_Set exercise_
Give every line of the material again, exactly as written.

___

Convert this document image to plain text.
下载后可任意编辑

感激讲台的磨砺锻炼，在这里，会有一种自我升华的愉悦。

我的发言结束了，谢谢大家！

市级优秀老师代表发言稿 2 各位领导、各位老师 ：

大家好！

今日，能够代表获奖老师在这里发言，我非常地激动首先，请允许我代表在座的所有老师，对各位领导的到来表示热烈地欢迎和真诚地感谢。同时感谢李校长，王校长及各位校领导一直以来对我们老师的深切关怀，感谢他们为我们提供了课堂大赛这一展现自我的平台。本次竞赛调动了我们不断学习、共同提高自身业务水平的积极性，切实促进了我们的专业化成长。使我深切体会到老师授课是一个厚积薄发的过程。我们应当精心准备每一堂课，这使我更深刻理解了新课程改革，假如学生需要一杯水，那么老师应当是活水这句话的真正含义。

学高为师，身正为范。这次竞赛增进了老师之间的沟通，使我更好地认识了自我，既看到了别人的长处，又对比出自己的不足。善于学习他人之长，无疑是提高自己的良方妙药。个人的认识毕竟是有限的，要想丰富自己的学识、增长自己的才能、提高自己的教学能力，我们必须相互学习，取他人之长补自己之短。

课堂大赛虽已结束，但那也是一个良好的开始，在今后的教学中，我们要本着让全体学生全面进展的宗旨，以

___

_Solved exercise_
Convert this document image to plain text.
下载后可任意编辑

感激讲台的磨砺锻炼，在这里，会有一种自我升华的愉悦。

我的发言结束了，谢谢大家！

市级优秀老师代表发言稿 2 各位领导、各位老师 ：

大家好！

今日，能够代表获奖老师在这里发言，我非常地激动首先，请允许我代表在座的所有老师，对各位领导的到来表示热烈地欢迎和真诚地感谢。同时感谢李校长，王校长及各位校领导一直以来对我们老师的深切关怀，感谢他们为我们提供了课堂大赛这一展现自我的平台。本次竞赛调动了我们不断学习、共同提高自身业务水平的积极性，切实促进了我们的专业化成长。使我深切体会到老师授课是一个厚积薄发的过程。我们应当精心准备每一堂课，这使我更深刻理解了新课程改革，假如学生需要一杯水，那么老师应当是活水这句话的真正含义。

学高为师，身正为范。这次竞赛增进了老师之间的沟通，使我更好地认识了自我，既看到了别人的长处，又对比出自己的不足。善于学习他人之长，无疑是提高自己的良方妙药。个人的认识毕竟是有限的，要想丰富自己的学识、增长自己的才能、提高自己的教学能力，我们必须相互学习，取他人之长补自己之短。

课堂大赛虽已结束，但那也是一个良好的开始，在今后的教学中，我们要本着让全体学生全面进展的宗旨，以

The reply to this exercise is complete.